▶
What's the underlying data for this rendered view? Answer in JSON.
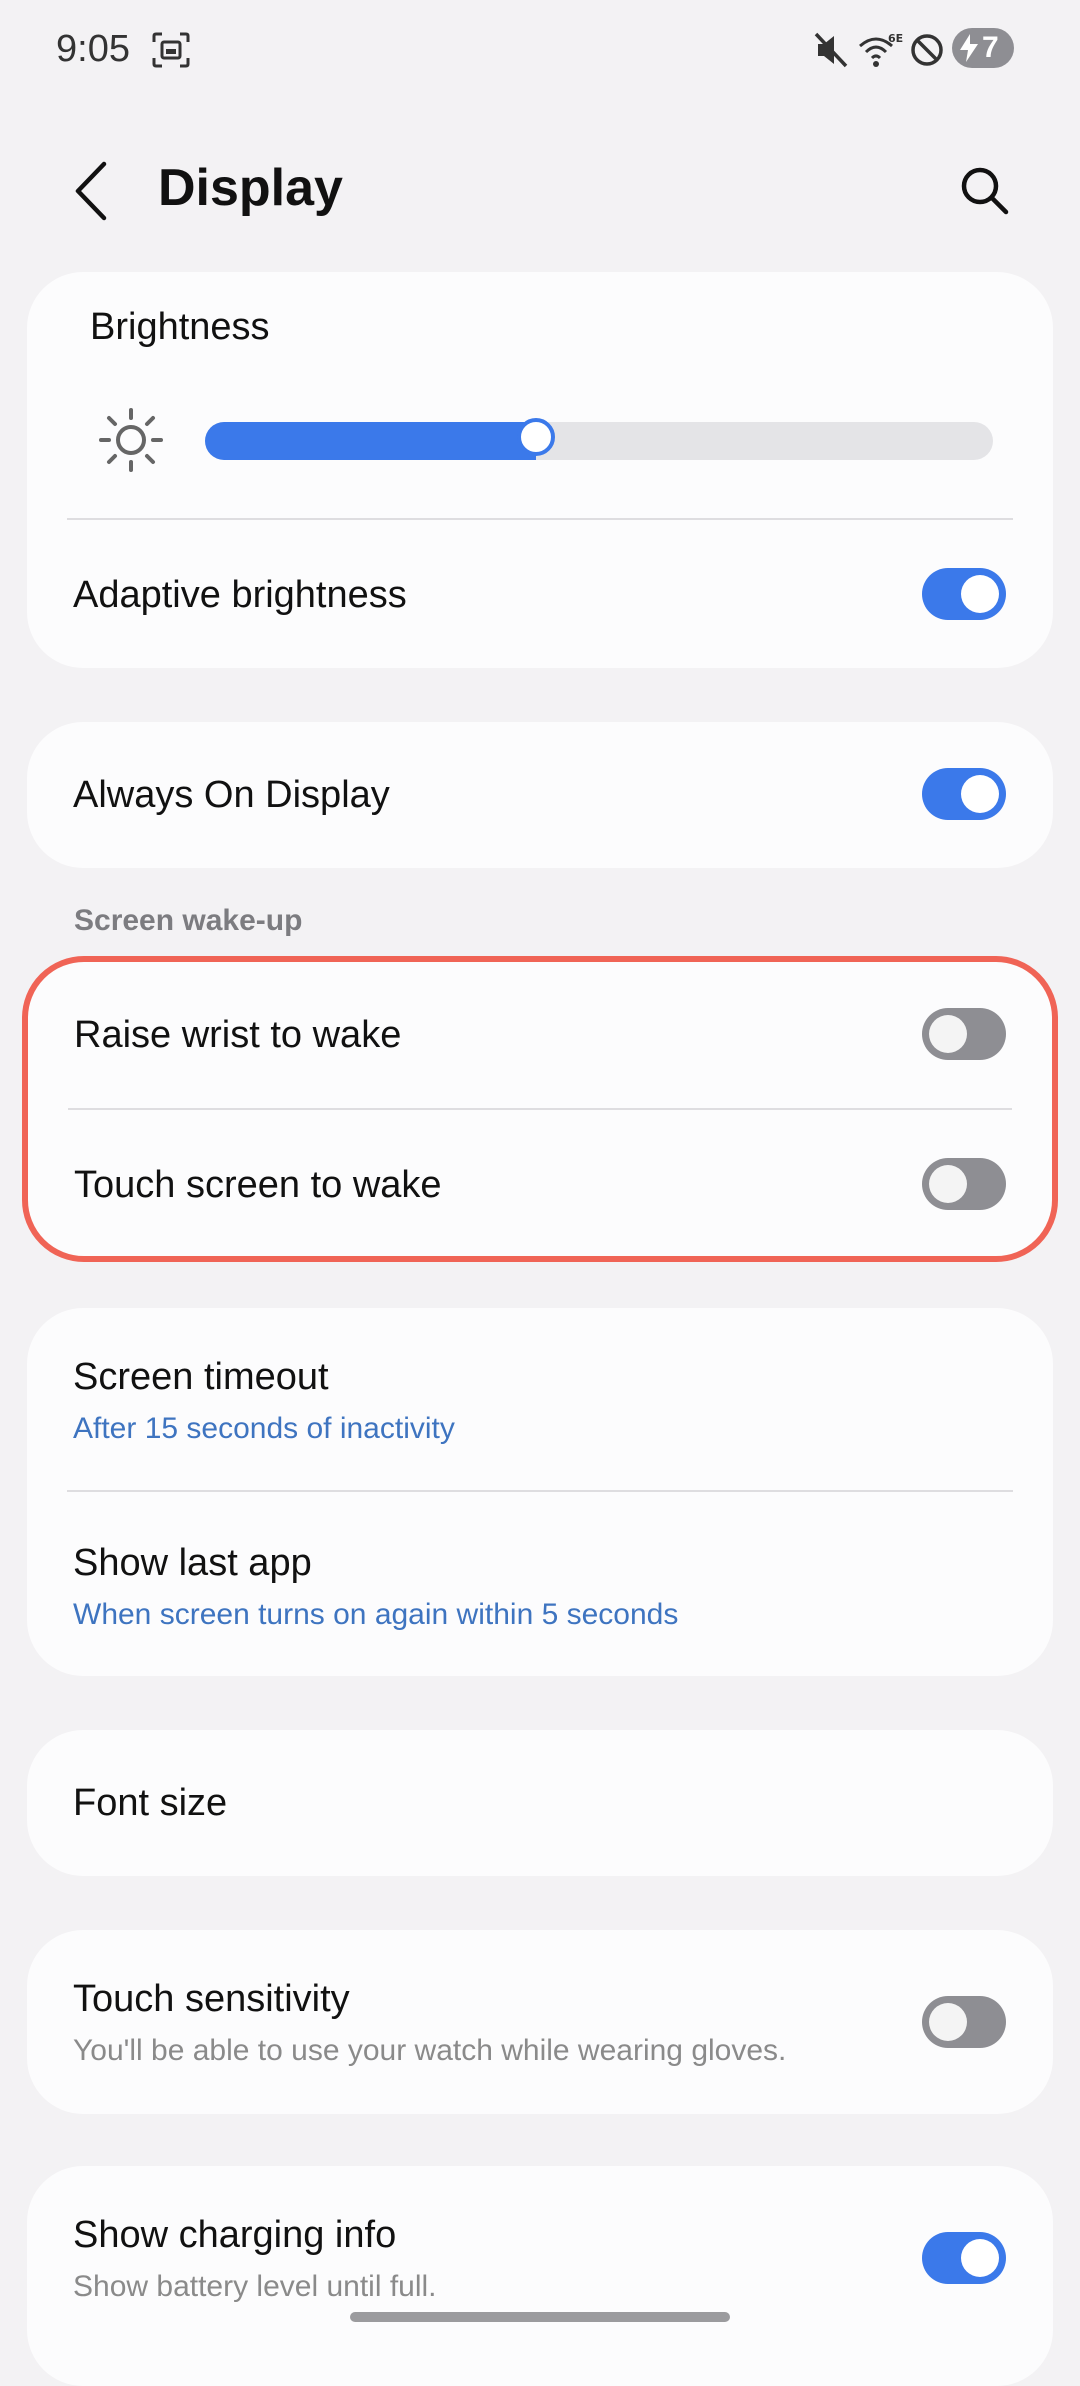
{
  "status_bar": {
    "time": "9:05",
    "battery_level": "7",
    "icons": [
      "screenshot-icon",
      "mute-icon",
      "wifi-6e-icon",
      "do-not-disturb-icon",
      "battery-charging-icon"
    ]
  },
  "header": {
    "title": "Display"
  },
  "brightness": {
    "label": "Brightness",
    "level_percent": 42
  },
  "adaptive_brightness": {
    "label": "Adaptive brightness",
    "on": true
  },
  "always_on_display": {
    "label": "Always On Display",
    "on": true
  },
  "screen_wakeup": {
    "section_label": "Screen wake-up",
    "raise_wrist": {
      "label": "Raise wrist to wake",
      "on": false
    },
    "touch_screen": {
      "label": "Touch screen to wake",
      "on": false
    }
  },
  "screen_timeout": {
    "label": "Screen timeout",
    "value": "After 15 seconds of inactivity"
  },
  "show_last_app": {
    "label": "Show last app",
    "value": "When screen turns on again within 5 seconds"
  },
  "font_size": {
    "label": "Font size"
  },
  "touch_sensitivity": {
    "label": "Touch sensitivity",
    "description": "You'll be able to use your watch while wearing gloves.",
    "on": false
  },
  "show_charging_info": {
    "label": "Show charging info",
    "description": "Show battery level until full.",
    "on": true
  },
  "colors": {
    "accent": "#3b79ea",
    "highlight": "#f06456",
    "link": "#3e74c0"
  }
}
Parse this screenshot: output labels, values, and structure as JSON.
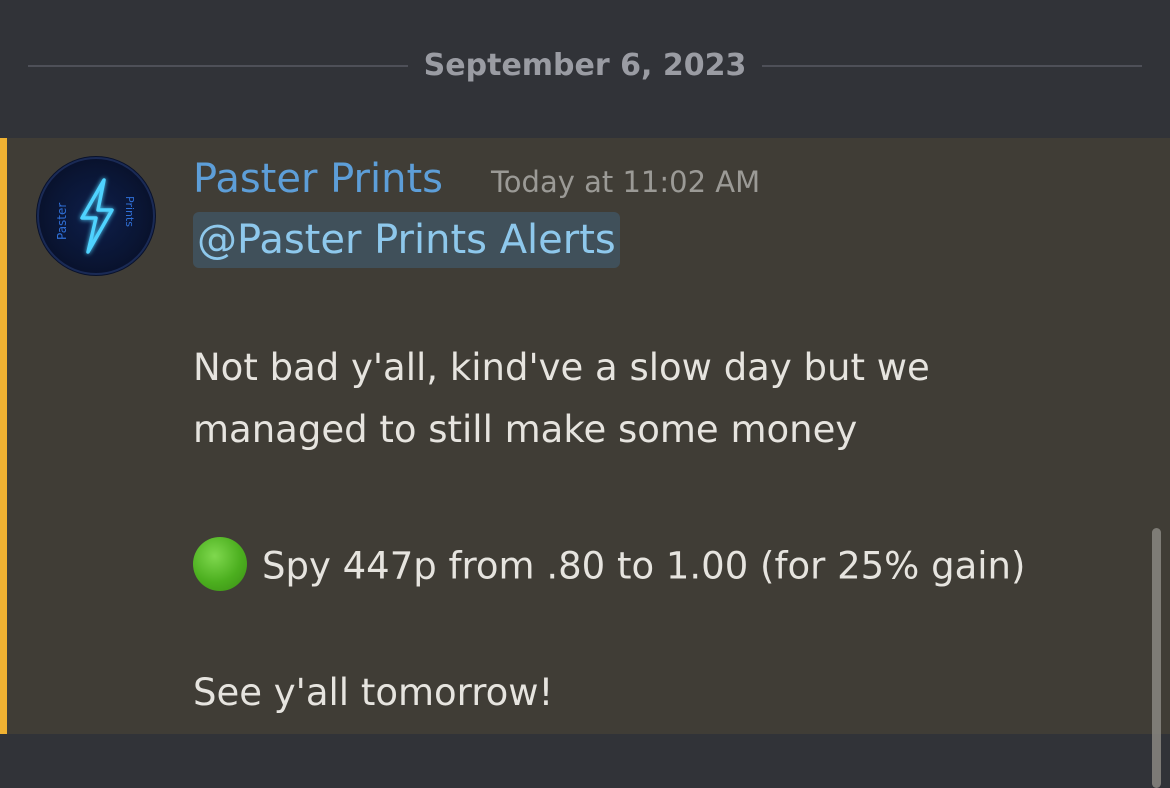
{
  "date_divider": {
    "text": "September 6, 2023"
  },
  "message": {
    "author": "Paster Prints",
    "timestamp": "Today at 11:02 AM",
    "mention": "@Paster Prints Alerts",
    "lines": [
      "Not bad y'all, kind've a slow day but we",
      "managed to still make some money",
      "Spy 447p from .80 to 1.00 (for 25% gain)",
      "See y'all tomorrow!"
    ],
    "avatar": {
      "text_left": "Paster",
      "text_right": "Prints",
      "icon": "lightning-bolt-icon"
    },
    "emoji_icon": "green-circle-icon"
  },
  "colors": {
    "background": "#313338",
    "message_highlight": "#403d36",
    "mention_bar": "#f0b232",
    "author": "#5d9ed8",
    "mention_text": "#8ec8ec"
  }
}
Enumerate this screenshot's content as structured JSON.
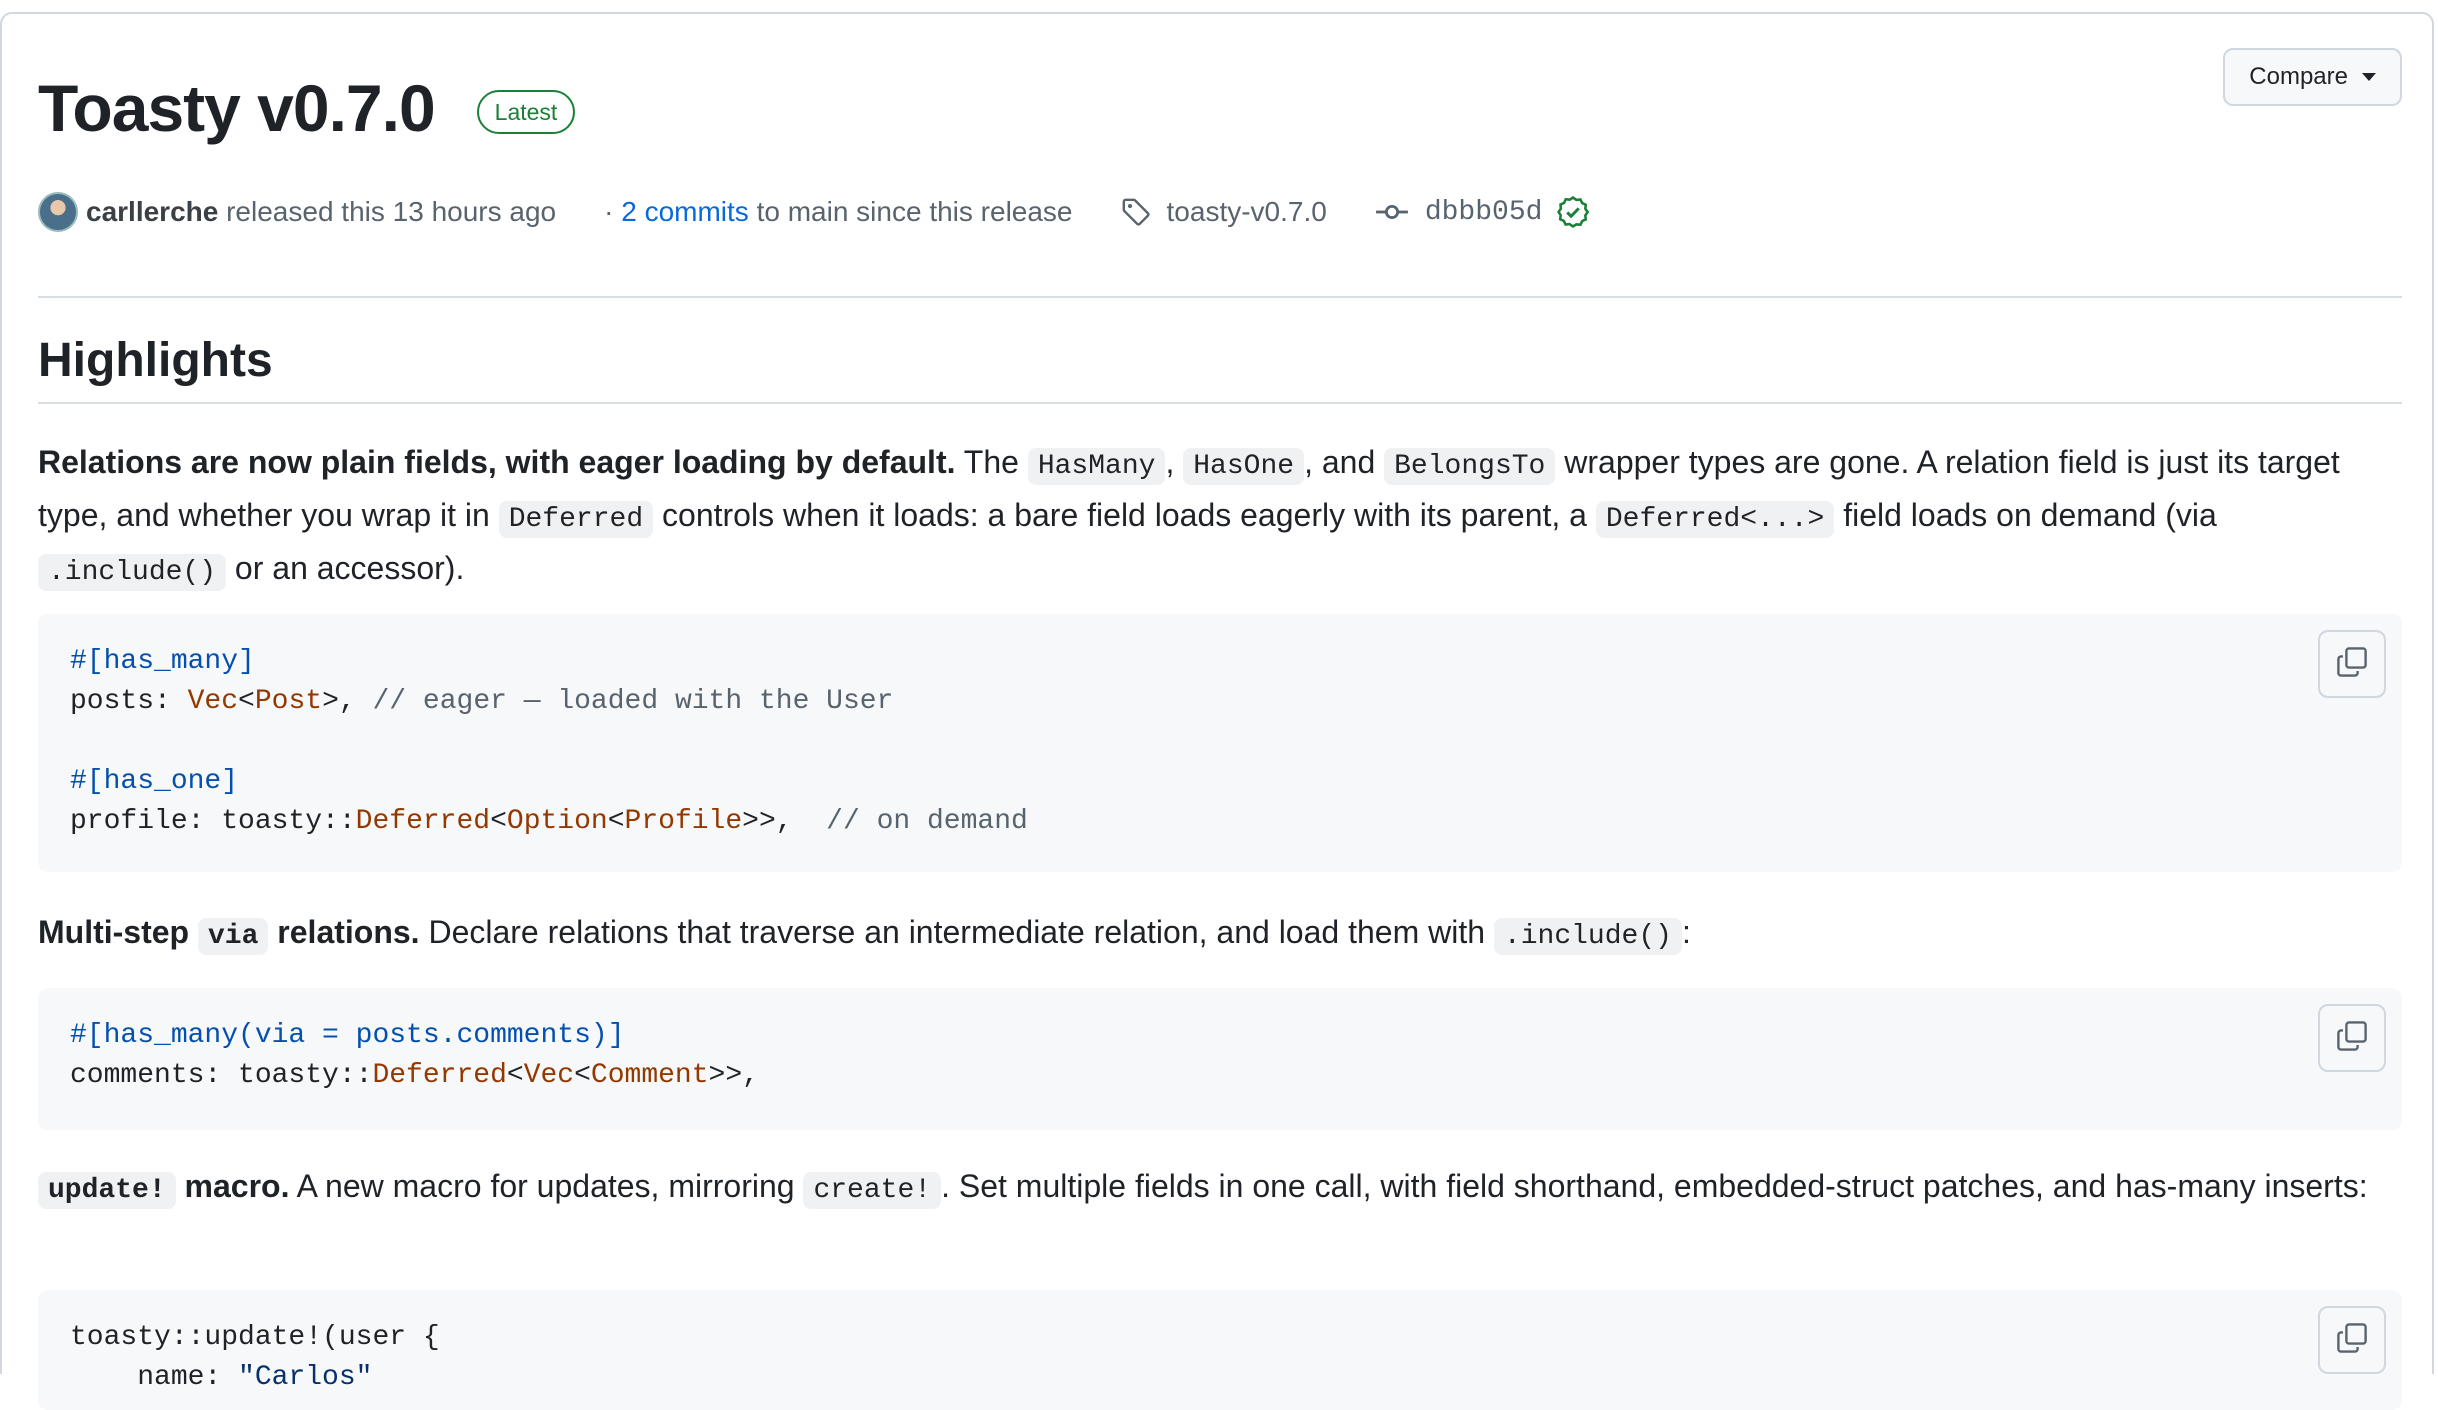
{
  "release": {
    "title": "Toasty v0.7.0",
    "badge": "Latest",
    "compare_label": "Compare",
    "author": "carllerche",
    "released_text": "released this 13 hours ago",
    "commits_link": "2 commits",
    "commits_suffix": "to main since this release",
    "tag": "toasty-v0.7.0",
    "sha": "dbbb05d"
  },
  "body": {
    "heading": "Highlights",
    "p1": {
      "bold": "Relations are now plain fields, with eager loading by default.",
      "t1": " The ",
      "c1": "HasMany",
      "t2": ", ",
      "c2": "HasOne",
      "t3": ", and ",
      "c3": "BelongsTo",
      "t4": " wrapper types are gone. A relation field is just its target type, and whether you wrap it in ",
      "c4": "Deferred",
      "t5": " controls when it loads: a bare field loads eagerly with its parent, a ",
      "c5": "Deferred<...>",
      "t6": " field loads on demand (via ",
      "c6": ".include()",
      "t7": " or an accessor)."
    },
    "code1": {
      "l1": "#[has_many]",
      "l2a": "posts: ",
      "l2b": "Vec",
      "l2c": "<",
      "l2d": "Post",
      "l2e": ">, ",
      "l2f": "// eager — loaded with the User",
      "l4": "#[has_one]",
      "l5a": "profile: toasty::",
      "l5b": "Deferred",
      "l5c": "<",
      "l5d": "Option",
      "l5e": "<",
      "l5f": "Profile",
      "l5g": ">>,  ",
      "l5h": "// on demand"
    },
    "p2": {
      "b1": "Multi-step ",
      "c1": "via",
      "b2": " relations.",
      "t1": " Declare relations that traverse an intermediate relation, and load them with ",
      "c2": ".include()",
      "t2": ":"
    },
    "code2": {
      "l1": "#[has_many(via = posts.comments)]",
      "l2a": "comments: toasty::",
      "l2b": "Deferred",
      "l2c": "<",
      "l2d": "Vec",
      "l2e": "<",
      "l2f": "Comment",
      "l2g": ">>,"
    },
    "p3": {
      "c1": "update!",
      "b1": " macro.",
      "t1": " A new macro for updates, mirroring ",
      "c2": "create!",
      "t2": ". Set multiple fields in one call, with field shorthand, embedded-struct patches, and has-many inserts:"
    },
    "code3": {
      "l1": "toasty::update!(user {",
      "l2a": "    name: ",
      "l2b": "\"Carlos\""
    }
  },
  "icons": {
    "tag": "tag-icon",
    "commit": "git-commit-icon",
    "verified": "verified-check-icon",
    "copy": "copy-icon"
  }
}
◀
What you need to do:
Go through the listing above and write it all out exactly, leaving out any picture.

Full output:
What's the underlying data for this rendered view? Answer in JSON.
{
  "status_bar": {
    "time": "9:05",
    "battery_level": "7",
    "icons": [
      "screenshot-icon",
      "mute-icon",
      "wifi-6e-icon",
      "do-not-disturb-icon",
      "battery-charging-icon"
    ]
  },
  "header": {
    "title": "Display"
  },
  "brightness": {
    "label": "Brightness",
    "level_percent": 42
  },
  "adaptive_brightness": {
    "label": "Adaptive brightness",
    "on": true
  },
  "always_on_display": {
    "label": "Always On Display",
    "on": true
  },
  "screen_wakeup": {
    "section_label": "Screen wake-up",
    "raise_wrist": {
      "label": "Raise wrist to wake",
      "on": false
    },
    "touch_screen": {
      "label": "Touch screen to wake",
      "on": false
    }
  },
  "screen_timeout": {
    "label": "Screen timeout",
    "value": "After 15 seconds of inactivity"
  },
  "show_last_app": {
    "label": "Show last app",
    "value": "When screen turns on again within 5 seconds"
  },
  "font_size": {
    "label": "Font size"
  },
  "touch_sensitivity": {
    "label": "Touch sensitivity",
    "description": "You'll be able to use your watch while wearing gloves.",
    "on": false
  },
  "show_charging_info": {
    "label": "Show charging info",
    "description": "Show battery level until full.",
    "on": true
  },
  "colors": {
    "accent": "#3b79ea",
    "highlight": "#f06456",
    "link": "#3e74c0"
  }
}
Parse this screenshot: output labels, values, and structure as JSON.
{
  "date_divider": {
    "text": "September 6, 2023"
  },
  "message": {
    "author": "Paster Prints",
    "timestamp": "Today at 11:02 AM",
    "mention": "@Paster Prints Alerts",
    "lines": [
      "Not bad y'all, kind've a slow day but we",
      "managed to still make some money",
      "Spy 447p from .80 to 1.00 (for 25% gain)",
      "See y'all tomorrow!"
    ],
    "avatar": {
      "text_left": "Paster",
      "text_right": "Prints",
      "icon": "lightning-bolt-icon"
    },
    "emoji_icon": "green-circle-icon"
  },
  "colors": {
    "background": "#313338",
    "message_highlight": "#403d36",
    "mention_bar": "#f0b232",
    "author": "#5d9ed8",
    "mention_text": "#8ec8ec"
  }
}
Enumerate this screenshot's content as structured JSON.
{
  "release": {
    "title": "Toasty v0.7.0",
    "badge": "Latest",
    "compare_label": "Compare",
    "author": "carllerche",
    "released_text": "released this 13 hours ago",
    "commits_link": "2 commits",
    "commits_suffix": "to main since this release",
    "tag": "toasty-v0.7.0",
    "sha": "dbbb05d"
  },
  "body": {
    "heading": "Highlights",
    "p1": {
      "bold": "Relations are now plain fields, with eager loading by default.",
      "t1": " The ",
      "c1": "HasMany",
      "t2": ", ",
      "c2": "HasOne",
      "t3": ", and ",
      "c3": "BelongsTo",
      "t4": " wrapper types are gone. A relation field is just its target type, and whether you wrap it in ",
      "c4": "Deferred",
      "t5": " controls when it loads: a bare field loads eagerly with its parent, a ",
      "c5": "Deferred<...>",
      "t6": " field loads on demand (via ",
      "c6": ".include()",
      "t7": " or an accessor)."
    },
    "code1": {
      "l1": "#[has_many]",
      "l2a": "posts: ",
      "l2b": "Vec",
      "l2c": "<",
      "l2d": "Post",
      "l2e": ">, ",
      "l2f": "// eager — loaded with the User",
      "l4": "#[has_one]",
      "l5a": "profile: toasty::",
      "l5b": "Deferred",
      "l5c": "<",
      "l5d": "Option",
      "l5e": "<",
      "l5f": "Profile",
      "l5g": ">>,  ",
      "l5h": "// on demand"
    },
    "p2": {
      "b1": "Multi-step ",
      "c1": "via",
      "b2": " relations.",
      "t1": " Declare relations that traverse an intermediate relation, and load them with ",
      "c2": ".include()",
      "t2": ":"
    },
    "code2": {
      "l1": "#[has_many(via = posts.comments)]",
      "l2a": "comments: toasty::",
      "l2b": "Deferred",
      "l2c": "<",
      "l2d": "Vec",
      "l2e": "<",
      "l2f": "Comment",
      "l2g": ">>,"
    },
    "p3": {
      "c1": "update!",
      "b1": " macro.",
      "t1": " A new macro for updates, mirroring ",
      "c2": "create!",
      "t2": ". Set multiple fields in one call, with field shorthand, embedded-struct patches, and has-many inserts:"
    },
    "code3": {
      "l1": "toasty::update!(user {",
      "l2a": "    name: ",
      "l2b": "\"Carlos\""
    }
  },
  "icons": {
    "tag": "tag-icon",
    "commit": "git-commit-icon",
    "verified": "verified-check-icon",
    "copy": "copy-icon"
  }
}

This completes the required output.